→ Material for this task
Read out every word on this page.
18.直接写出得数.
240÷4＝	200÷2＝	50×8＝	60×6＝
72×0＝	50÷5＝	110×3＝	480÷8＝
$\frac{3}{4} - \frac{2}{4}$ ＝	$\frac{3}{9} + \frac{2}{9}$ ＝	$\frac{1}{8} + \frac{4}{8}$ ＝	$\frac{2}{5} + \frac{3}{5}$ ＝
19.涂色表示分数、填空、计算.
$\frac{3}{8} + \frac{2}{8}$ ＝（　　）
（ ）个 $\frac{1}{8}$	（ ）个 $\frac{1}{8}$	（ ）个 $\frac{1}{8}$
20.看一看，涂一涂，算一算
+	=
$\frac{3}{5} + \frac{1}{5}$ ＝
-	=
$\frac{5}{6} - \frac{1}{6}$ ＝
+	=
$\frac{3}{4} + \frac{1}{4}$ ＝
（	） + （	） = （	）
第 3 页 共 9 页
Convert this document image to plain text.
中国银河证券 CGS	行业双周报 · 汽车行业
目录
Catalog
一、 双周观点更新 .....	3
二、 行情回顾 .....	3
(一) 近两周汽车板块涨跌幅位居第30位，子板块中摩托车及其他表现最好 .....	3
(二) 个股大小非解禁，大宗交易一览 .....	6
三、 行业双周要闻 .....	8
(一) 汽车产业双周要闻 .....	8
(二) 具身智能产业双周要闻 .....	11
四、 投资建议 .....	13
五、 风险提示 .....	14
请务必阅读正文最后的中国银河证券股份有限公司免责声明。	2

→ Short problem
What are the lines from the one with "Convert this document image to plain text." through the last line of the records above? Quote them exactly and add nothing.

→ Output of the task
Convert this document image to plain text.
中国银河证券 CGS	行业双周报 · 汽车行业
目录
Catalog
一、 双周观点更新 .....	3
二、 行情回顾 .....	3
(一) 近两周汽车板块涨跌幅位居第30位，子板块中摩托车及其他表现最好 .....	3
(二) 个股大小非解禁，大宗交易一览 .....	6
三、 行业双周要闻 .....	8
(一) 汽车产业双周要闻 .....	8
(二) 具身智能产业双周要闻 .....	11
四、 投资建议 .....	13
五、 风险提示 .....	14
请务必阅读正文最后的中国银河证券股份有限公司免责声明。	2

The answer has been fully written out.